→ AUFGABEN ZUR ÜBUNG:
**A.** Schreiben Sie aus dem Textauszug über Pepe die Passage ab, die bei „Vielmehr war sie“ beginnt und bei „einfach niemals abschreiben.“ endet.
**B.** Stimmen diese Aussagen mit dem Textauszug über Pepe überein: (i) Pepe ist 33 Jahre alt, (ii) Pepe gehört nicht mehr zur Nationalmannschaft, (iii) Pepe hatte nur wenige Kritiker? Beantworten Sie jede mit Ja oder Nein und zitieren Sie die entscheidenden Worte wörtlich.

Vielmehr war sie geprägt von erheblichen Höhen und Tiefen, die wie ein Spiegelbild seiner ereignisreichen Karriere gesehen werden kann. Oftmals schon abgeschrieben und totgesagt, kämpfte sich der Defensivspezialist immer wieder zurück und ließ seine (zahlreichen) Kritiker verstummen. Dass Pepe trotz seiner mittlerweile 33 Jahre immer noch zum Stammpersonal bei den Königlichen sowie in der Nationalmannschaft gehört ist kein Zufall, sondern das Ergebnis harter und hingebungsvoller Arbeit. Vor allem aber bewies diese Spielzeit abermals: Diesen Mann darf man einfach niemals abschreiben.

→ BEREITGESTELLTE EINTRÄGE:
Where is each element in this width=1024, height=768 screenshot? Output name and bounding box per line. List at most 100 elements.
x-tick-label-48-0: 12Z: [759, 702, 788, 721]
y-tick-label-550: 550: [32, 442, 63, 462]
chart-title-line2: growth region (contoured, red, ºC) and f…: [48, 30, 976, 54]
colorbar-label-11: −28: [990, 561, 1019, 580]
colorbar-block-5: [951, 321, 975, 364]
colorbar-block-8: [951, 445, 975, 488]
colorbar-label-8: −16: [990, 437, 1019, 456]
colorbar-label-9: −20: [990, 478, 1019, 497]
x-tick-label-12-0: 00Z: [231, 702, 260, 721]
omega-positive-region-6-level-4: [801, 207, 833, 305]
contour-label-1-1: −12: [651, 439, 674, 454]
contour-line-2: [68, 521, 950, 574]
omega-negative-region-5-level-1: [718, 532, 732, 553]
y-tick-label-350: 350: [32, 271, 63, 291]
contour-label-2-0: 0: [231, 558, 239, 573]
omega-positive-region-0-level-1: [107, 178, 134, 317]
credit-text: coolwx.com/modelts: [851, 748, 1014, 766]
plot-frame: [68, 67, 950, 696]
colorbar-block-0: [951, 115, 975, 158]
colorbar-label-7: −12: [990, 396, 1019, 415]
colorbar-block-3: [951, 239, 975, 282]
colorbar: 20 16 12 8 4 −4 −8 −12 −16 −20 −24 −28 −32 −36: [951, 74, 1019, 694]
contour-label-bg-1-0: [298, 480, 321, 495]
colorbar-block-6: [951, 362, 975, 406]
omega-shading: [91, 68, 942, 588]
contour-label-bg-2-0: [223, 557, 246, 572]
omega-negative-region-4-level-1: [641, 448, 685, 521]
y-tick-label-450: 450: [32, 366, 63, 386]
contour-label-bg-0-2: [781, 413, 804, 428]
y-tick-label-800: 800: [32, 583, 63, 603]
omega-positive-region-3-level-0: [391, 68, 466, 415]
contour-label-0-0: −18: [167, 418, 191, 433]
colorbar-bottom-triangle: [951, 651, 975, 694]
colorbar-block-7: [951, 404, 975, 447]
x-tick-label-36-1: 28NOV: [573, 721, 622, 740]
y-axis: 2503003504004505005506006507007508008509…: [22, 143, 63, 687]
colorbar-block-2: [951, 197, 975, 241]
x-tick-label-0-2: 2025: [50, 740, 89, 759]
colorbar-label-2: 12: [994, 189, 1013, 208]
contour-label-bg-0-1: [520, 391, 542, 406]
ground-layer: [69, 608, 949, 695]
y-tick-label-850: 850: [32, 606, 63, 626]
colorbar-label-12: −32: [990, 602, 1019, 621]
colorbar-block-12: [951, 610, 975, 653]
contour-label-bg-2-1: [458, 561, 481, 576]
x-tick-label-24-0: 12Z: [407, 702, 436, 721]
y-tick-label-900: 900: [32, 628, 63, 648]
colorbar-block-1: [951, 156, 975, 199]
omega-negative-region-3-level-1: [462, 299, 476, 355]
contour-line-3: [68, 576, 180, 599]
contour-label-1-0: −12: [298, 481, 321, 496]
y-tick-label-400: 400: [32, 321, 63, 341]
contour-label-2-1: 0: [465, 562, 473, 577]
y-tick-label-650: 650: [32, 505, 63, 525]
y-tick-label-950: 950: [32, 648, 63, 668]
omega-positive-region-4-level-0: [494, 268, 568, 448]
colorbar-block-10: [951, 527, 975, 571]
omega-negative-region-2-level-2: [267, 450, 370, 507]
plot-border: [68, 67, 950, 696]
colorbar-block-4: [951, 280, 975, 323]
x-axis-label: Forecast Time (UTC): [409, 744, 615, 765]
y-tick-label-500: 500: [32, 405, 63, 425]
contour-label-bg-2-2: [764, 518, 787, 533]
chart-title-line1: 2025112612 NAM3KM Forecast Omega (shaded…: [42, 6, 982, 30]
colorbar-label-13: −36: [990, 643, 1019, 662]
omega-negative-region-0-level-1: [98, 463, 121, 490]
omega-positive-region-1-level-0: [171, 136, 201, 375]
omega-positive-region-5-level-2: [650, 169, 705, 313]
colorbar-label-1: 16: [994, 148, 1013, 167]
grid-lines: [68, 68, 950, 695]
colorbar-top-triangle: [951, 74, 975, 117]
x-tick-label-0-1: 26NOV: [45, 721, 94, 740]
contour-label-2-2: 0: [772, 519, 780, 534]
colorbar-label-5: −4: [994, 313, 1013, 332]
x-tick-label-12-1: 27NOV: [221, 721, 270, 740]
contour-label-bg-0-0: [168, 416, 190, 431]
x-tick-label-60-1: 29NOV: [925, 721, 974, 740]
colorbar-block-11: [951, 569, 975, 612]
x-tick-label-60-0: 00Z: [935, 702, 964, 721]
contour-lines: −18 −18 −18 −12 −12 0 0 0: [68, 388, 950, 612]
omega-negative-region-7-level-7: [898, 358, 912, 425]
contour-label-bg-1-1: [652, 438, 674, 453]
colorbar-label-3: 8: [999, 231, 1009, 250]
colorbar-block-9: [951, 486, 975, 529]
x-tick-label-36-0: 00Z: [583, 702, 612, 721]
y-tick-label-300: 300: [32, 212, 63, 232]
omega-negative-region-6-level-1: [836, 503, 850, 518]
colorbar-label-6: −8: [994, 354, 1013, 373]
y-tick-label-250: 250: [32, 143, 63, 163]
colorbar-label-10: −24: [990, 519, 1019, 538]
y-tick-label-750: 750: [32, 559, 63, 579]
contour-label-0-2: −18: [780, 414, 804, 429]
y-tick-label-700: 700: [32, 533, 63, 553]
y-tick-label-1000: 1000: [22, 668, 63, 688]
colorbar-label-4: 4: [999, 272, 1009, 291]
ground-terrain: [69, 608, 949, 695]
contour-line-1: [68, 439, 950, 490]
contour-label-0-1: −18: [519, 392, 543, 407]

→ LÖSUNGEN JE AUFGABE:
**A.**
Vielmehr war sie geprägt von erheblichen Höhen und Tiefen, die wie ein Spiegelbild seiner ereignisreichen Karriere gesehen werden kann. Oftmals schon abgeschrieben und totgesagt, kämpfte sich der Defensivspezialist immer wieder zurück und ließ seine (zahlreichen) Kritiker verstummen. Dass Pepe trotz seiner mittlerweile 33 Jahre immer noch zum Stammpersonal bei den Königlichen sowie in der Nationalmannschaft gehört ist kein Zufall, sondern das Ergebnis harter und hingebungsvoller Arbeit. Vor allem aber bewies diese Spielzeit abermals: Diesen Mann darf man einfach niemals abschreiben.

**B.**
(i) Ja: „trotz seiner mittlerweile 33 Jahre“
(ii) Nein: „immer noch zum Stammpersonal bei den Königlichen sowie in der Nationalmannschaft gehört“
(iii) Nein: „ließ seine (zahlreichen) Kritiker verstummen“